### Source data
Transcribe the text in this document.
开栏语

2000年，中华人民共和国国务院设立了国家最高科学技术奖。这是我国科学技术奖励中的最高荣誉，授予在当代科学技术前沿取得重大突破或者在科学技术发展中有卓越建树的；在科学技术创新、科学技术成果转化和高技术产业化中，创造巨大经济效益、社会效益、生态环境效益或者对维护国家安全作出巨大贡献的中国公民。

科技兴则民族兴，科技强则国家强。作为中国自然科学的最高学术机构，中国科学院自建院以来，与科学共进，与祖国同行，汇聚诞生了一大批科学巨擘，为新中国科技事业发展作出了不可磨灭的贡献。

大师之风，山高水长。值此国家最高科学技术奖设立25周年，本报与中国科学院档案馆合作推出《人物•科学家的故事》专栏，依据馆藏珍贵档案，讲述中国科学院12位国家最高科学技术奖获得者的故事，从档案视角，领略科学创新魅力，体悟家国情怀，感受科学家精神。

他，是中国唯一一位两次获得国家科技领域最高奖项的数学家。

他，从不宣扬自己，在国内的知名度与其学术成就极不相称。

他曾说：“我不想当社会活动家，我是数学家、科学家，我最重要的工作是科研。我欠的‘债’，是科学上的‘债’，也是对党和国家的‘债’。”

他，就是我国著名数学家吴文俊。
######
Quote all the records exactly, please, leaving none out.

Transcribe the text in this document.
开栏语

2000年，中华人民共和国国务院设立了国家最高科学技术奖。这是我国科学技术奖励中的最高荣誉，授予在当代科学技术前沿取得重大突破或者在科学技术发展中有卓越建树的；在科学技术创新、科学技术成果转化和高技术产业化中，创造巨大经济效益、社会效益、生态环境效益或者对维护国家安全作出巨大贡献的中国公民。

科技兴则民族兴，科技强则国家强。作为中国自然科学的最高学术机构，中国科学院自建院以来，与科学共进，与祖国同行，汇聚诞生了一大批科学巨擘，为新中国科技事业发展作出了不可磨灭的贡献。

大师之风，山高水长。值此国家最高科学技术奖设立25周年，本报与中国科学院档案馆合作推出《人物•科学家的故事》专栏，依据馆藏珍贵档案，讲述中国科学院12位国家最高科学技术奖获得者的故事，从档案视角，领略科学创新魅力，体悟家国情怀，感受科学家精神。

他，是中国唯一一位两次获得国家科技领域最高奖项的数学家。

他，从不宣扬自己，在国内的知名度与其学术成就极不相称。

他曾说：“我不想当社会活动家，我是数学家、科学家，我最重要的工作是科研。我欠的‘债’，是科学上的‘债’，也是对党和国家的‘债’。”

他，就是我国著名数学家吴文俊。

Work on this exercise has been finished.